* _Short exercise_: From the listing, collect all lines containing the word "enter".

## Start

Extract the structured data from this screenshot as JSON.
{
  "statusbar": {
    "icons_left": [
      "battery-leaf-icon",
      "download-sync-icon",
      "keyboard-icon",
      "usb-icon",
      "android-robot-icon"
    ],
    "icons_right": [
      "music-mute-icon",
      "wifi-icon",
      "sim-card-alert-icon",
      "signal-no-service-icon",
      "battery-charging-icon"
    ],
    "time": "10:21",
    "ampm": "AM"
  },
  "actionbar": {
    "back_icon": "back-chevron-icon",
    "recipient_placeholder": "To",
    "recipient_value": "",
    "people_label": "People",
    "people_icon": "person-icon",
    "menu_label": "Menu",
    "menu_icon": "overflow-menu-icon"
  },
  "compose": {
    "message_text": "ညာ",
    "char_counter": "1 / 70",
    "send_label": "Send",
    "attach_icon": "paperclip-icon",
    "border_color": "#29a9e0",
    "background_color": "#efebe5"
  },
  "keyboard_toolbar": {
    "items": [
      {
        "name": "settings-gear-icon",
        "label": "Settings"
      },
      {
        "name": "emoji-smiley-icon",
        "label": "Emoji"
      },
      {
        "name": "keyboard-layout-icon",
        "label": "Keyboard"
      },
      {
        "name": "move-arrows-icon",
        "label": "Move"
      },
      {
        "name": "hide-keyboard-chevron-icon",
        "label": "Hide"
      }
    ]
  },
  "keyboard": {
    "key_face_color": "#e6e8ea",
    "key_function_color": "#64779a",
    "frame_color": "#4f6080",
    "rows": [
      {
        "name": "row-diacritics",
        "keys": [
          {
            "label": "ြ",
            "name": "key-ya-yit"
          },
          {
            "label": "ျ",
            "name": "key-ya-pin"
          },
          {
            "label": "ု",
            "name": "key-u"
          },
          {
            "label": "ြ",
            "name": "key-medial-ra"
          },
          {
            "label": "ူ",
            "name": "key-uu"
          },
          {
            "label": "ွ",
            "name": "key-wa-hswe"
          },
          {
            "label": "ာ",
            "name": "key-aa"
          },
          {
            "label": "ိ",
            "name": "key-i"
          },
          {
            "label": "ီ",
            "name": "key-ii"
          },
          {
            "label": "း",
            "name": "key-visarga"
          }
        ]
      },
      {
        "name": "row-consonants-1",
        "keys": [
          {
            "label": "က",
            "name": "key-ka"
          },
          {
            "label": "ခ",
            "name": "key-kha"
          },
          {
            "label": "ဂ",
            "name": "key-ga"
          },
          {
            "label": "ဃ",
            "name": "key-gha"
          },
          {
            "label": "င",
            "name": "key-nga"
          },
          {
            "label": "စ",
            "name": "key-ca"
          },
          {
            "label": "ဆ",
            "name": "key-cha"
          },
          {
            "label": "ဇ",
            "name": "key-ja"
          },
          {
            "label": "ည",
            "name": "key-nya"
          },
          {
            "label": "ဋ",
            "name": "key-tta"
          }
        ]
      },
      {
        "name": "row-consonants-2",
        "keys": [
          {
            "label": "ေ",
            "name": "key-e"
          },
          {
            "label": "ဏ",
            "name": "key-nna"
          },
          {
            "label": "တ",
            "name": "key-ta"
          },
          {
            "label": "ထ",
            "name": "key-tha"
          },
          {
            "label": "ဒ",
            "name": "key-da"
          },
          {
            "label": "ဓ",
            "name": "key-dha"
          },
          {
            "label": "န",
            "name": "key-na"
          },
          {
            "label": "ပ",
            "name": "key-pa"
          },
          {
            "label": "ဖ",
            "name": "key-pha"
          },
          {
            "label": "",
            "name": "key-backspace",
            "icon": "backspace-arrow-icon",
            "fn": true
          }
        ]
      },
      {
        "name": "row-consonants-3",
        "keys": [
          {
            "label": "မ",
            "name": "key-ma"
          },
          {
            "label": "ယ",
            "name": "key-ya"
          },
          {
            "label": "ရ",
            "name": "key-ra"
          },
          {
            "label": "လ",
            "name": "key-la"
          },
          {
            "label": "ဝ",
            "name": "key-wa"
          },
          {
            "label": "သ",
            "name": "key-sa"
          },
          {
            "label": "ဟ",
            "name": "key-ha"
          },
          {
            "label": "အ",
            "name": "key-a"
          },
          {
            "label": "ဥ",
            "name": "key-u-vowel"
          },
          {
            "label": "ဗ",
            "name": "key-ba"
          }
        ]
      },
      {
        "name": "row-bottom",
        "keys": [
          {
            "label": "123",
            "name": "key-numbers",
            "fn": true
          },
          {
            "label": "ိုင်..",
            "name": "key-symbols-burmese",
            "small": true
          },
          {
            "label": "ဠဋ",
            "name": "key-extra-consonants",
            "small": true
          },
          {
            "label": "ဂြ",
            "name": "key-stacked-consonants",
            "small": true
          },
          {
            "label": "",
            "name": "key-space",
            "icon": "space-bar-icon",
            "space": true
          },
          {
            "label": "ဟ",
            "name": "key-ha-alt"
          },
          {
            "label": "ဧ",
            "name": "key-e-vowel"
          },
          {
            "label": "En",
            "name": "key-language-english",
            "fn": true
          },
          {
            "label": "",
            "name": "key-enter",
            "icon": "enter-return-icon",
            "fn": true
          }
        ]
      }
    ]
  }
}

## End

* _Exercise solution_:
            "name": "key-enter",
            "icon": "enter-return-icon",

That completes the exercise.